What you have to do
Copy out all the records exactly.

[START Task material]

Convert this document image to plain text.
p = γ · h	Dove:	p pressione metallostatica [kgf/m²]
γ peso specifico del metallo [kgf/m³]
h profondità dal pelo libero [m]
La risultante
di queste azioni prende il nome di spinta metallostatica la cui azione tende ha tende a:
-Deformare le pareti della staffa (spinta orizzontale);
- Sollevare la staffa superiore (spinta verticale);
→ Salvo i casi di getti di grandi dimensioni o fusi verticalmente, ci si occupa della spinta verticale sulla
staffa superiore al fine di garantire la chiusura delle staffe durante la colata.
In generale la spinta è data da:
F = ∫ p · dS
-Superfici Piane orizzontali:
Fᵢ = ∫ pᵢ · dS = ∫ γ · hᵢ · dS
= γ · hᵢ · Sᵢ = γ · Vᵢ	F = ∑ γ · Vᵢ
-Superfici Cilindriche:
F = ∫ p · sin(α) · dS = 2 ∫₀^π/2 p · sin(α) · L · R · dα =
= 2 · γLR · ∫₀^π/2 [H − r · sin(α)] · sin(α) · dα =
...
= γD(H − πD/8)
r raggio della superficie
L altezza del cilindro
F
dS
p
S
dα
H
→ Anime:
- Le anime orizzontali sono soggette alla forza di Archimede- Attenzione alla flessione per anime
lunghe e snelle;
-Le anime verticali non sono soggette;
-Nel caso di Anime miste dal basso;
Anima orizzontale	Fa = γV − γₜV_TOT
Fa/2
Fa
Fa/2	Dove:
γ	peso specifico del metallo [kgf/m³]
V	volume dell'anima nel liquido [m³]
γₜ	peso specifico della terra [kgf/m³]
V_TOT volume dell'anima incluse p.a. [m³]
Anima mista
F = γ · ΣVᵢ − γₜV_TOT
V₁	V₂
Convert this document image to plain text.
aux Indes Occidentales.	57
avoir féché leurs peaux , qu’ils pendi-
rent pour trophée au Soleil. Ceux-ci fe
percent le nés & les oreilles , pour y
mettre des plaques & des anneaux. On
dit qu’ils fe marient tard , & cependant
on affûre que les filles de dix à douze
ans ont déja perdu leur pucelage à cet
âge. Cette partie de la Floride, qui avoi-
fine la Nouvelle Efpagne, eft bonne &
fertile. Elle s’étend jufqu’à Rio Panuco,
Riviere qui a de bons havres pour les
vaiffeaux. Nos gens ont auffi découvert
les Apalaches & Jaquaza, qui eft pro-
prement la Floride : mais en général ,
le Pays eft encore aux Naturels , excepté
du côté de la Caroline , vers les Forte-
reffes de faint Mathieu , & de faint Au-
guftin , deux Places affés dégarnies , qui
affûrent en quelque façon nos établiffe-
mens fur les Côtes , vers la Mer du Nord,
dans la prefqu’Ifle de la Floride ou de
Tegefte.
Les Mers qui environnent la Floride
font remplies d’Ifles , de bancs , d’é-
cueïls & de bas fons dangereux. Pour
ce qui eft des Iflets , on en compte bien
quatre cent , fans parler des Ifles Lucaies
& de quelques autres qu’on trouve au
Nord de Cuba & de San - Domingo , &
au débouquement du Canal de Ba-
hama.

[END Task material]

Correct response
Convert this document image to plain text.
p = γ · h	Dove:	p pressione metallostatica [kgf/m²]
γ peso specifico del metallo [kgf/m³]
h profondità dal pelo libero [m]
La risultante
di queste azioni prende il nome di spinta metallostatica la cui azione tende ha tende a:
-Deformare le pareti della staffa (spinta orizzontale);
- Sollevare la staffa superiore (spinta verticale);
→ Salvo i casi di getti di grandi dimensioni o fusi verticalmente, ci si occupa della spinta verticale sulla
staffa superiore al fine di garantire la chiusura delle staffe durante la colata.
In generale la spinta è data da:
F = ∫ p · dS
-Superfici Piane orizzontali:
Fᵢ = ∫ pᵢ · dS = ∫ γ · hᵢ · dS
= γ · hᵢ · Sᵢ = γ · Vᵢ	F = ∑ γ · Vᵢ
-Superfici Cilindriche:
F = ∫ p · sin(α) · dS = 2 ∫₀^π/2 p · sin(α) · L · R · dα =
= 2 · γLR · ∫₀^π/2 [H − r · sin(α)] · sin(α) · dα =
...
= γD(H − πD/8)
r raggio della superficie
L altezza del cilindro
F
dS
p
S
dα
H
→ Anime:
- Le anime orizzontali sono soggette alla forza di Archimede- Attenzione alla flessione per anime
lunghe e snelle;
-Le anime verticali non sono soggette;
-Nel caso di Anime miste dal basso;
Anima orizzontale	Fa = γV − γₜV_TOT
Fa/2
Fa
Fa/2	Dove:
γ	peso specifico del metallo [kgf/m³]
V	volume dell'anima nel liquido [m³]
γₜ	peso specifico della terra [kgf/m³]
V_TOT volume dell'anima incluse p.a. [m³]
Anima mista
F = γ · ΣVᵢ − γₜV_TOT
V₁	V₂
Convert this document image to plain text.
aux Indes Occidentales.	57
avoir féché leurs peaux , qu’ils pendi-
rent pour trophée au Soleil. Ceux-ci fe
percent le nés & les oreilles , pour y
mettre des plaques & des anneaux. On
dit qu’ils fe marient tard , & cependant
on affûre que les filles de dix à douze
ans ont déja perdu leur pucelage à cet
âge. Cette partie de la Floride, qui avoi-
fine la Nouvelle Efpagne, eft bonne &
fertile. Elle s’étend jufqu’à Rio Panuco,
Riviere qui a de bons havres pour les
vaiffeaux. Nos gens ont auffi découvert
les Apalaches & Jaquaza, qui eft pro-
prement la Floride : mais en général ,
le Pays eft encore aux Naturels , excepté
du côté de la Caroline , vers les Forte-
reffes de faint Mathieu , & de faint Au-
guftin , deux Places affés dégarnies , qui
affûrent en quelque façon nos établiffe-
mens fur les Côtes , vers la Mer du Nord,
dans la prefqu’Ifle de la Floride ou de
Tegefte.
Les Mers qui environnent la Floride
font remplies d’Ifles , de bancs , d’é-
cueïls & de bas fons dangereux. Pour
ce qui eft des Iflets , on en compte bien
quatre cent , fans parler des Ifles Lucaies
& de quelques autres qu’on trouve au
Nord de Cuba & de San - Domingo , &
au débouquement du Canal de Ba-
hama.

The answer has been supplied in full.